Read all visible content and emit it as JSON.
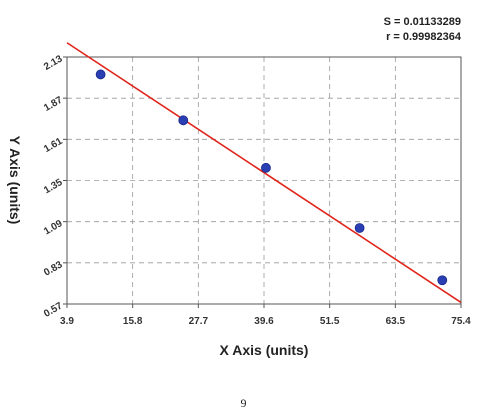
{
  "chart_data": {
    "type": "scatter",
    "stats": {
      "s": "S = 0.01133289",
      "r": "r = 0.99982364"
    },
    "xlabel": "X Axis (units)",
    "ylabel": "Y Axis (units)",
    "xlim": [
      3.9,
      75.4
    ],
    "ylim": [
      0.57,
      2.13
    ],
    "x_ticks": [
      "3.9",
      "15.8",
      "27.7",
      "39.6",
      "51.5",
      "63.5",
      "75.4"
    ],
    "y_ticks": [
      "0.57",
      "0.83",
      "1.09",
      "1.35",
      "1.61",
      "1.87",
      "2.13"
    ],
    "grid": true,
    "series": [
      {
        "points": [
          {
            "x": 10.0,
            "y": 2.02
          },
          {
            "x": 25.0,
            "y": 1.73
          },
          {
            "x": 40.0,
            "y": 1.43
          },
          {
            "x": 57.0,
            "y": 1.05
          },
          {
            "x": 72.0,
            "y": 0.72
          }
        ]
      }
    ],
    "fit_line": {
      "x": [
        3.9,
        75.4
      ],
      "y": [
        2.22,
        0.58
      ]
    },
    "colors": {
      "line": "#e0251b",
      "marker": "#2b3fb5",
      "grid": "#999999",
      "axis": "#555555"
    }
  },
  "page": {
    "number": "9"
  }
}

____

Exercise aim:
Every record above must be given again exactly; drop the pictures.

Output:
Read all visible content and emit it as JSON.
{
  "chart_data": {
    "type": "scatter",
    "stats": {
      "s": "S = 0.01133289",
      "r": "r = 0.99982364"
    },
    "xlabel": "X Axis (units)",
    "ylabel": "Y Axis (units)",
    "xlim": [
      3.9,
      75.4
    ],
    "ylim": [
      0.57,
      2.13
    ],
    "x_ticks": [
      "3.9",
      "15.8",
      "27.7",
      "39.6",
      "51.5",
      "63.5",
      "75.4"
    ],
    "y_ticks": [
      "0.57",
      "0.83",
      "1.09",
      "1.35",
      "1.61",
      "1.87",
      "2.13"
    ],
    "grid": true,
    "series": [
      {
        "points": [
          {
            "x": 10.0,
            "y": 2.02
          },
          {
            "x": 25.0,
            "y": 1.73
          },
          {
            "x": 40.0,
            "y": 1.43
          },
          {
            "x": 57.0,
            "y": 1.05
          },
          {
            "x": 72.0,
            "y": 0.72
          }
        ]
      }
    ],
    "fit_line": {
      "x": [
        3.9,
        75.4
      ],
      "y": [
        2.22,
        0.58
      ]
    },
    "colors": {
      "line": "#e0251b",
      "marker": "#2b3fb5",
      "grid": "#999999",
      "axis": "#555555"
    }
  },
  "page": {
    "number": "9"
  }
}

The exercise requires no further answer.